** Start of Data for the task **
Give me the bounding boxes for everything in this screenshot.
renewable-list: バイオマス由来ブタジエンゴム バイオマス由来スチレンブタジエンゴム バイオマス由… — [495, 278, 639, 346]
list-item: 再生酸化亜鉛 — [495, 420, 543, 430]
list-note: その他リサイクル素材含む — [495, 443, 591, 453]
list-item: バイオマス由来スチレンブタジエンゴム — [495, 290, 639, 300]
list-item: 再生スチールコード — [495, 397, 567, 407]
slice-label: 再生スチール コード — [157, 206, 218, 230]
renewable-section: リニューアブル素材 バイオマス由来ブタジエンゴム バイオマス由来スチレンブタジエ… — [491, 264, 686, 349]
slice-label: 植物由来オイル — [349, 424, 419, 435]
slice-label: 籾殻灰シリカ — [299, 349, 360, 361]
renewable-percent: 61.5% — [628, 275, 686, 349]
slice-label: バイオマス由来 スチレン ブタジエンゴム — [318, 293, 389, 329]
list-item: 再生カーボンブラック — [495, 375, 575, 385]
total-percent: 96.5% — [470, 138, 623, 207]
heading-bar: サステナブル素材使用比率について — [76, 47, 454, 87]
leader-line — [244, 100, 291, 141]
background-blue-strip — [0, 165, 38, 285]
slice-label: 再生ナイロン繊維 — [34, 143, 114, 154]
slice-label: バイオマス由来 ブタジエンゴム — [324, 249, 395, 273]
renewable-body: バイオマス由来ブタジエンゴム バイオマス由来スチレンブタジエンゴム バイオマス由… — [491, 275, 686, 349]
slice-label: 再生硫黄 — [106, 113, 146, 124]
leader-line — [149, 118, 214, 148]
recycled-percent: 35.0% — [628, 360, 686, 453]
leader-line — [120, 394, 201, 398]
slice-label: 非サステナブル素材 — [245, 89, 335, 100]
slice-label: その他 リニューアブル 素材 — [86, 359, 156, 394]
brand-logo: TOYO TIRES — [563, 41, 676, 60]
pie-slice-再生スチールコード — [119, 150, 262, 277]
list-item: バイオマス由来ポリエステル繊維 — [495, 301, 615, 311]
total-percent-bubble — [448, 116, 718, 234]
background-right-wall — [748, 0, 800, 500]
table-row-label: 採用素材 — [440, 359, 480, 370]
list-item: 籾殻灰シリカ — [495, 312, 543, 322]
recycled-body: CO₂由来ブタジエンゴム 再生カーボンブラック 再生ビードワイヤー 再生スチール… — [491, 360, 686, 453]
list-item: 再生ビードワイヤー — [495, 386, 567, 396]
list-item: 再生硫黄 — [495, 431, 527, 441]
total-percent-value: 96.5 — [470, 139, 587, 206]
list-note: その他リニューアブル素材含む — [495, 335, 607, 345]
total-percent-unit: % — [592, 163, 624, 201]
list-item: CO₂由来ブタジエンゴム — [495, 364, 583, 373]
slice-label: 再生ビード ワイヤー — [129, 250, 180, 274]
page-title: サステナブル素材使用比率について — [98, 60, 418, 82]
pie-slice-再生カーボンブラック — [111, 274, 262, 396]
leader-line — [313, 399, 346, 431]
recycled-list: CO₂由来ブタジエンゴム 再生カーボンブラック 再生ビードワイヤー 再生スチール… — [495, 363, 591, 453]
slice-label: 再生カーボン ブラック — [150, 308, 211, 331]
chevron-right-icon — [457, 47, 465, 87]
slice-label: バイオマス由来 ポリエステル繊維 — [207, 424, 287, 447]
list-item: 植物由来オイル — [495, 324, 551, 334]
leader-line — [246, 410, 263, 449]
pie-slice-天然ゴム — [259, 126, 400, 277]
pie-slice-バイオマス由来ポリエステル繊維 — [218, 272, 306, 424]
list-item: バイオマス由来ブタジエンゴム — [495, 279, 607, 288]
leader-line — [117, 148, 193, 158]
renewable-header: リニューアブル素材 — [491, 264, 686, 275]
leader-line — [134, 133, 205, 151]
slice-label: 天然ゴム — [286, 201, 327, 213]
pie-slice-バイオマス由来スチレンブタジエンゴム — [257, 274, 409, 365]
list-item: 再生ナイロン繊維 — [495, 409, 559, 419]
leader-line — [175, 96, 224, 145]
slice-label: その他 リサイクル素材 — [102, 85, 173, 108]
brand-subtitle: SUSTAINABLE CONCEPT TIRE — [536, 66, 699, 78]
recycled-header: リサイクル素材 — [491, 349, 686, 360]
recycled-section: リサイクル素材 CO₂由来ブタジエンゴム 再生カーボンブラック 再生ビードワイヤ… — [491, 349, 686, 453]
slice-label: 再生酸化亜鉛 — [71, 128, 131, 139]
** End of Data for the task **
- _Requirement_: Can you rewrite the rows above, replacing every "leader-line" with "connector-line" and changing nothing else?

- _Solution to the exercise_:
Give me the bounding boxes for everything in this screenshot.
renewable-list: バイオマス由来ブタジエンゴム バイオマス由来スチレンブタジエンゴム バイオマス由… — [495, 278, 639, 346]
list-item: 再生酸化亜鉛 — [495, 420, 543, 430]
list-note: その他リサイクル素材含む — [495, 443, 591, 453]
list-item: バイオマス由来スチレンブタジエンゴム — [495, 290, 639, 300]
list-item: 再生スチールコード — [495, 397, 567, 407]
slice-label: 再生スチール コード — [157, 206, 218, 230]
renewable-section: リニューアブル素材 バイオマス由来ブタジエンゴム バイオマス由来スチレンブタジエ… — [491, 264, 686, 349]
slice-label: 植物由来オイル — [349, 424, 419, 435]
slice-label: 籾殻灰シリカ — [299, 349, 360, 361]
renewable-percent: 61.5% — [628, 275, 686, 349]
slice-label: バイオマス由来 スチレン ブタジエンゴム — [318, 293, 389, 329]
list-item: 再生カーボンブラック — [495, 375, 575, 385]
total-percent: 96.5% — [470, 138, 623, 207]
heading-bar: サステナブル素材使用比率について — [76, 47, 454, 87]
connector-line — [244, 100, 291, 141]
background-blue-strip — [0, 165, 38, 285]
slice-label: 再生ナイロン繊維 — [34, 143, 114, 154]
slice-label: バイオマス由来 ブタジエンゴム — [324, 249, 395, 273]
renewable-body: バイオマス由来ブタジエンゴム バイオマス由来スチレンブタジエンゴム バイオマス由… — [491, 275, 686, 349]
slice-label: 再生硫黄 — [106, 113, 146, 124]
connector-line — [149, 118, 214, 148]
recycled-percent: 35.0% — [628, 360, 686, 453]
connector-line — [120, 394, 201, 398]
slice-label: 非サステナブル素材 — [245, 89, 335, 100]
slice-label: その他 リニューアブル 素材 — [86, 359, 156, 394]
brand-logo: TOYO TIRES — [563, 41, 676, 60]
pie-slice-再生スチールコード — [119, 150, 262, 277]
list-item: バイオマス由来ポリエステル繊維 — [495, 301, 615, 311]
total-percent-bubble — [448, 116, 718, 234]
background-right-wall — [748, 0, 800, 500]
table-row-label: 採用素材 — [440, 359, 480, 370]
list-item: 籾殻灰シリカ — [495, 312, 543, 322]
recycled-body: CO₂由来ブタジエンゴム 再生カーボンブラック 再生ビードワイヤー 再生スチール… — [491, 360, 686, 453]
list-item: 再生ビードワイヤー — [495, 386, 567, 396]
list-item: 再生硫黄 — [495, 431, 527, 441]
total-percent-value: 96.5 — [470, 139, 587, 206]
list-note: その他リニューアブル素材含む — [495, 335, 607, 345]
total-percent-unit: % — [592, 163, 624, 201]
list-item: CO₂由来ブタジエンゴム — [495, 364, 583, 373]
slice-label: 再生ビード ワイヤー — [129, 250, 180, 274]
page-title: サステナブル素材使用比率について — [98, 60, 418, 82]
pie-slice-再生カーボンブラック — [111, 274, 262, 396]
connector-line — [313, 399, 346, 431]
recycled-list: CO₂由来ブタジエンゴム 再生カーボンブラック 再生ビードワイヤー 再生スチール… — [495, 363, 591, 453]
slice-label: 再生カーボン ブラック — [150, 308, 211, 331]
chevron-right-icon — [457, 47, 465, 87]
slice-label: バイオマス由来 ポリエステル繊維 — [207, 424, 287, 447]
list-item: 植物由来オイル — [495, 324, 551, 334]
connector-line — [246, 410, 263, 449]
pie-slice-天然ゴム — [259, 126, 400, 277]
pie-slice-バイオマス由来ポリエステル繊維 — [218, 272, 306, 424]
list-item: バイオマス由来ブタジエンゴム — [495, 279, 607, 288]
connector-line — [117, 148, 193, 158]
renewable-header: リニューアブル素材 — [491, 264, 686, 275]
connector-line — [134, 133, 205, 151]
slice-label: 天然ゴム — [286, 201, 327, 213]
pie-slice-バイオマス由来スチレンブタジエンゴム — [257, 274, 409, 365]
list-item: 再生ナイロン繊維 — [495, 409, 559, 419]
connector-line — [175, 96, 224, 145]
slice-label: その他 リサイクル素材 — [102, 85, 173, 108]
brand-subtitle: SUSTAINABLE CONCEPT TIRE — [536, 66, 699, 78]
recycled-header: リサイクル素材 — [491, 349, 686, 360]
recycled-section: リサイクル素材 CO₂由来ブタジエンゴム 再生カーボンブラック 再生ビードワイヤ… — [491, 349, 686, 453]
slice-label: 再生酸化亜鉛 — [71, 128, 131, 139]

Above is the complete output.